**Objective:**
Your task is to output the entries below word for word.

**Recorded information:**
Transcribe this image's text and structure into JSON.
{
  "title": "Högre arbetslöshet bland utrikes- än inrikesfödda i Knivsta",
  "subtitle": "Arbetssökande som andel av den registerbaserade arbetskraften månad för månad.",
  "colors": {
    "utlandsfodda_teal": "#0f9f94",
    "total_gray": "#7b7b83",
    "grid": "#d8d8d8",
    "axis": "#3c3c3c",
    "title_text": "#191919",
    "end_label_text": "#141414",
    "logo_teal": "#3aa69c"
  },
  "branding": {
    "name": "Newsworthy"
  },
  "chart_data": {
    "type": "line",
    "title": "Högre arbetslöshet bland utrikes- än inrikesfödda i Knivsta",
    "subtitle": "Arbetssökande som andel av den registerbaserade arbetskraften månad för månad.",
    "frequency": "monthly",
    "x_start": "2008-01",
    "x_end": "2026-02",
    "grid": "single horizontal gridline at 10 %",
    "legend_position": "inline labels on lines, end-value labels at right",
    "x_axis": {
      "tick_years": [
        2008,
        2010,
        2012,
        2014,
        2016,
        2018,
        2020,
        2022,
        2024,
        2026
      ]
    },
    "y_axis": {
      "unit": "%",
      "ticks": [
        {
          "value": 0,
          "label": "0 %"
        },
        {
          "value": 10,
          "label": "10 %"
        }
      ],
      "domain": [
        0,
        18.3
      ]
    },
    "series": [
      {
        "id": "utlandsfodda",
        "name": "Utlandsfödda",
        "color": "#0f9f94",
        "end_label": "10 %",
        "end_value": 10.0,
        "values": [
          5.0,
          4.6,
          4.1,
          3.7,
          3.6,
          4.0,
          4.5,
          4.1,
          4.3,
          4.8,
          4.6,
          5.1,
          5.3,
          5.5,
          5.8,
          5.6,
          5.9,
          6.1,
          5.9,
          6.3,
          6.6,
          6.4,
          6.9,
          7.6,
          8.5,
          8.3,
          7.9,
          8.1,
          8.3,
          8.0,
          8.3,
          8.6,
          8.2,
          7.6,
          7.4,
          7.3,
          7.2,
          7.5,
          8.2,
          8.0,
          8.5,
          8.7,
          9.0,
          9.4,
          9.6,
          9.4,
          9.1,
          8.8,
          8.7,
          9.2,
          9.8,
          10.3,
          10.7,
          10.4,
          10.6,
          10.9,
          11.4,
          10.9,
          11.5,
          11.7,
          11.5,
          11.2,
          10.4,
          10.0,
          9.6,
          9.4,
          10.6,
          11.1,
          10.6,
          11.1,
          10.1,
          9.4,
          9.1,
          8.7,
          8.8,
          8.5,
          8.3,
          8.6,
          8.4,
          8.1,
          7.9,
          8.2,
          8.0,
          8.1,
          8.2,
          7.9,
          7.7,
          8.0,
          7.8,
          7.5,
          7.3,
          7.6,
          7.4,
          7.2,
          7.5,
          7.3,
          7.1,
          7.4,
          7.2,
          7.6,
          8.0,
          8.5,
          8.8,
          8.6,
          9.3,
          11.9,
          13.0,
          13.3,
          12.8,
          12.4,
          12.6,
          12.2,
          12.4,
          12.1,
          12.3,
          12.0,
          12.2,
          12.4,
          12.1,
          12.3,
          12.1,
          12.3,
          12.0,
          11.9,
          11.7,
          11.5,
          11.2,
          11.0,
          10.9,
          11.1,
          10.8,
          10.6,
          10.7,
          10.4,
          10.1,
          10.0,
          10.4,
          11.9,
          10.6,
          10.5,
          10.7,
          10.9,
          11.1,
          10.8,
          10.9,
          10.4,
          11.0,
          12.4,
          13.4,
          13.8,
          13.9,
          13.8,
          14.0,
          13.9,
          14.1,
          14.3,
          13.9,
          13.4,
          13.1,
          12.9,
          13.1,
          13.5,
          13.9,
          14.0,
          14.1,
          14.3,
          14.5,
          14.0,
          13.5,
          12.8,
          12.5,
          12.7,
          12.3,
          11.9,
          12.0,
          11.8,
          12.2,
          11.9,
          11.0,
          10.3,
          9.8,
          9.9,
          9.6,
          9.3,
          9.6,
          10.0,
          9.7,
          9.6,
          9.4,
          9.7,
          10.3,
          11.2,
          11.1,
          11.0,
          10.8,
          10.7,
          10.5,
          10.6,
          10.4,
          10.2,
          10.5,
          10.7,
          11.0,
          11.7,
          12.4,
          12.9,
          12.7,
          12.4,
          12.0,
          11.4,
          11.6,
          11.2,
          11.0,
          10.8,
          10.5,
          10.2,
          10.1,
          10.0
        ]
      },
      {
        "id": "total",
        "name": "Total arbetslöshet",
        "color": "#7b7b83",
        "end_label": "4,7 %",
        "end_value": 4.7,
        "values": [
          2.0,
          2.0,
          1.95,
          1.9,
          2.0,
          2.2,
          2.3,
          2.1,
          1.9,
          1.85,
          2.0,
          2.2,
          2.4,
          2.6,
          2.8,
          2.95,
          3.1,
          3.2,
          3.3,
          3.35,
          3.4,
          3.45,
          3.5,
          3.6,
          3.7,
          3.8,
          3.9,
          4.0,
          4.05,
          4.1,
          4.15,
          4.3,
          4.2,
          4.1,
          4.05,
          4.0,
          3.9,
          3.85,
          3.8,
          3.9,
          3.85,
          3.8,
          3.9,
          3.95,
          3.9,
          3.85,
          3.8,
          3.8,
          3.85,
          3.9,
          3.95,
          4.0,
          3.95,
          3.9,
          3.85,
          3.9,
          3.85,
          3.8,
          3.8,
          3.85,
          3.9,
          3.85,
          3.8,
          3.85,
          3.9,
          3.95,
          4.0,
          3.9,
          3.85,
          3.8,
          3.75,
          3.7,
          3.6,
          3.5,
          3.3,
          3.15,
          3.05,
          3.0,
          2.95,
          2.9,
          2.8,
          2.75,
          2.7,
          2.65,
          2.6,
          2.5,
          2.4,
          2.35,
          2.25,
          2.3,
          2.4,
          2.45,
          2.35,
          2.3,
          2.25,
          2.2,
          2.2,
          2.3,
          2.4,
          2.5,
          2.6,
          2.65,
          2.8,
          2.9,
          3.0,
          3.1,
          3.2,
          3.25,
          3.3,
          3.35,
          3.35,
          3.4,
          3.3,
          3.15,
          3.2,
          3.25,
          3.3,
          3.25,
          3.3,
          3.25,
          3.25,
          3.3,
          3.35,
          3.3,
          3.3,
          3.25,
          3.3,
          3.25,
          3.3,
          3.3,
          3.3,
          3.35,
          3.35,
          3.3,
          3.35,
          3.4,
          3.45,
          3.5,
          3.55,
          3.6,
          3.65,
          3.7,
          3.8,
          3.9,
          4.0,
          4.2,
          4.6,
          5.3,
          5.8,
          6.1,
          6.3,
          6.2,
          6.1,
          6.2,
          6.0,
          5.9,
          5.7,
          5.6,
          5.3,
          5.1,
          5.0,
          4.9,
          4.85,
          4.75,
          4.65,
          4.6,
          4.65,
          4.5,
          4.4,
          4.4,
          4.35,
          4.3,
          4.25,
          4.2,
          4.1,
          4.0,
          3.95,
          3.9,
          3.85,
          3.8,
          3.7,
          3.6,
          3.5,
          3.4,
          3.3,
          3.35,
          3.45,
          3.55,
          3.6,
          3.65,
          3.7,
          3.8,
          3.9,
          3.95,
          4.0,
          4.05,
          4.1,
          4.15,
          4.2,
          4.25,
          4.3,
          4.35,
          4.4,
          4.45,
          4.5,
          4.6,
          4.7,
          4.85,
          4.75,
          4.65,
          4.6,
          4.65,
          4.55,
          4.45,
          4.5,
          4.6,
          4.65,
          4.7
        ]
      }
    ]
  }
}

**Result below:**
Transcribe this image's text and structure into JSON.
{
  "title": "Högre arbetslöshet bland utrikes- än inrikesfödda i Knivsta",
  "subtitle": "Arbetssökande som andel av den registerbaserade arbetskraften månad för månad.",
  "colors": {
    "utlandsfodda_teal": "#0f9f94",
    "total_gray": "#7b7b83",
    "grid": "#d8d8d8",
    "axis": "#3c3c3c",
    "title_text": "#191919",
    "end_label_text": "#141414",
    "logo_teal": "#3aa69c"
  },
  "branding": {
    "name": "Newsworthy"
  },
  "chart_data": {
    "type": "line",
    "title": "Högre arbetslöshet bland utrikes- än inrikesfödda i Knivsta",
    "subtitle": "Arbetssökande som andel av den registerbaserade arbetskraften månad för månad.",
    "frequency": "monthly",
    "x_start": "2008-01",
    "x_end": "2026-02",
    "grid": "single horizontal gridline at 10 %",
    "legend_position": "inline labels on lines, end-value labels at right",
    "x_axis": {
      "tick_years": [
        2008,
        2010,
        2012,
        2014,
        2016,
        2018,
        2020,
        2022,
        2024,
        2026
      ]
    },
    "y_axis": {
      "unit": "%",
      "ticks": [
        {
          "value": 0,
          "label": "0 %"
        },
        {
          "value": 10,
          "label": "10 %"
        }
      ],
      "domain": [
        0,
        18.3
      ]
    },
    "series": [
      {
        "id": "utlandsfodda",
        "name": "Utlandsfödda",
        "color": "#0f9f94",
        "end_label": "10 %",
        "end_value": 10.0,
        "values": [
          5.0,
          4.6,
          4.1,
          3.7,
          3.6,
          4.0,
          4.5,
          4.1,
          4.3,
          4.8,
          4.6,
          5.1,
          5.3,
          5.5,
          5.8,
          5.6,
          5.9,
          6.1,
          5.9,
          6.3,
          6.6,
          6.4,
          6.9,
          7.6,
          8.5,
          8.3,
          7.9,
          8.1,
          8.3,
          8.0,
          8.3,
          8.6,
          8.2,
          7.6,
          7.4,
          7.3,
          7.2,
          7.5,
          8.2,
          8.0,
          8.5,
          8.7,
          9.0,
          9.4,
          9.6,
          9.4,
          9.1,
          8.8,
          8.7,
          9.2,
          9.8,
          10.3,
          10.7,
          10.4,
          10.6,
          10.9,
          11.4,
          10.9,
          11.5,
          11.7,
          11.5,
          11.2,
          10.4,
          10.0,
          9.6,
          9.4,
          10.6,
          11.1,
          10.6,
          11.1,
          10.1,
          9.4,
          9.1,
          8.7,
          8.8,
          8.5,
          8.3,
          8.6,
          8.4,
          8.1,
          7.9,
          8.2,
          8.0,
          8.1,
          8.2,
          7.9,
          7.7,
          8.0,
          7.8,
          7.5,
          7.3,
          7.6,
          7.4,
          7.2,
          7.5,
          7.3,
          7.1,
          7.4,
          7.2,
          7.6,
          8.0,
          8.5,
          8.8,
          8.6,
          9.3,
          11.9,
          13.0,
          13.3,
          12.8,
          12.4,
          12.6,
          12.2,
          12.4,
          12.1,
          12.3,
          12.0,
          12.2,
          12.4,
          12.1,
          12.3,
          12.1,
          12.3,
          12.0,
          11.9,
          11.7,
          11.5,
          11.2,
          11.0,
          10.9,
          11.1,
          10.8,
          10.6,
          10.7,
          10.4,
          10.1,
          10.0,
          10.4,
          11.9,
          10.6,
          10.5,
          10.7,
          10.9,
          11.1,
          10.8,
          10.9,
          10.4,
          11.0,
          12.4,
          13.4,
          13.8,
          13.9,
          13.8,
          14.0,
          13.9,
          14.1,
          14.3,
          13.9,
          13.4,
          13.1,
          12.9,
          13.1,
          13.5,
          13.9,
          14.0,
          14.1,
          14.3,
          14.5,
          14.0,
          13.5,
          12.8,
          12.5,
          12.7,
          12.3,
          11.9,
          12.0,
          11.8,
          12.2,
          11.9,
          11.0,
          10.3,
          9.8,
          9.9,
          9.6,
          9.3,
          9.6,
          10.0,
          9.7,
          9.6,
          9.4,
          9.7,
          10.3,
          11.2,
          11.1,
          11.0,
          10.8,
          10.7,
          10.5,
          10.6,
          10.4,
          10.2,
          10.5,
          10.7,
          11.0,
          11.7,
          12.4,
          12.9,
          12.7,
          12.4,
          12.0,
          11.4,
          11.6,
          11.2,
          11.0,
          10.8,
          10.5,
          10.2,
          10.1,
          10.0
        ]
      },
      {
        "id": "total",
        "name": "Total arbetslöshet",
        "color": "#7b7b83",
        "end_label": "4,7 %",
        "end_value": 4.7,
        "values": [
          2.0,
          2.0,
          1.95,
          1.9,
          2.0,
          2.2,
          2.3,
          2.1,
          1.9,
          1.85,
          2.0,
          2.2,
          2.4,
          2.6,
          2.8,
          2.95,
          3.1,
          3.2,
          3.3,
          3.35,
          3.4,
          3.45,
          3.5,
          3.6,
          3.7,
          3.8,
          3.9,
          4.0,
          4.05,
          4.1,
          4.15,
          4.3,
          4.2,
          4.1,
          4.05,
          4.0,
          3.9,
          3.85,
          3.8,
          3.9,
          3.85,
          3.8,
          3.9,
          3.95,
          3.9,
          3.85,
          3.8,
          3.8,
          3.85,
          3.9,
          3.95,
          4.0,
          3.95,
          3.9,
          3.85,
          3.9,
          3.85,
          3.8,
          3.8,
          3.85,
          3.9,
          3.85,
          3.8,
          3.85,
          3.9,
          3.95,
          4.0,
          3.9,
          3.85,
          3.8,
          3.75,
          3.7,
          3.6,
          3.5,
          3.3,
          3.15,
          3.05,
          3.0,
          2.95,
          2.9,
          2.8,
          2.75,
          2.7,
          2.65,
          2.6,
          2.5,
          2.4,
          2.35,
          2.25,
          2.3,
          2.4,
          2.45,
          2.35,
          2.3,
          2.25,
          2.2,
          2.2,
          2.3,
          2.4,
          2.5,
          2.6,
          2.65,
          2.8,
          2.9,
          3.0,
          3.1,
          3.2,
          3.25,
          3.3,
          3.35,
          3.35,
          3.4,
          3.3,
          3.15,
          3.2,
          3.25,
          3.3,
          3.25,
          3.3,
          3.25,
          3.25,
          3.3,
          3.35,
          3.3,
          3.3,
          3.25,
          3.3,
          3.25,
          3.3,
          3.3,
          3.3,
          3.35,
          3.35,
          3.3,
          3.35,
          3.4,
          3.45,
          3.5,
          3.55,
          3.6,
          3.65,
          3.7,
          3.8,
          3.9,
          4.0,
          4.2,
          4.6,
          5.3,
          5.8,
          6.1,
          6.3,
          6.2,
          6.1,
          6.2,
          6.0,
          5.9,
          5.7,
          5.6,
          5.3,
          5.1,
          5.0,
          4.9,
          4.85,
          4.75,
          4.65,
          4.6,
          4.65,
          4.5,
          4.4,
          4.4,
          4.35,
          4.3,
          4.25,
          4.2,
          4.1,
          4.0,
          3.95,
          3.9,
          3.85,
          3.8,
          3.7,
          3.6,
          3.5,
          3.4,
          3.3,
          3.35,
          3.45,
          3.55,
          3.6,
          3.65,
          3.7,
          3.8,
          3.9,
          3.95,
          4.0,
          4.05,
          4.1,
          4.15,
          4.2,
          4.25,
          4.3,
          4.35,
          4.4,
          4.45,
          4.5,
          4.6,
          4.7,
          4.85,
          4.75,
          4.65,
          4.6,
          4.65,
          4.55,
          4.45,
          4.5,
          4.6,
          4.65,
          4.7
        ]
      }
    ]
  }
}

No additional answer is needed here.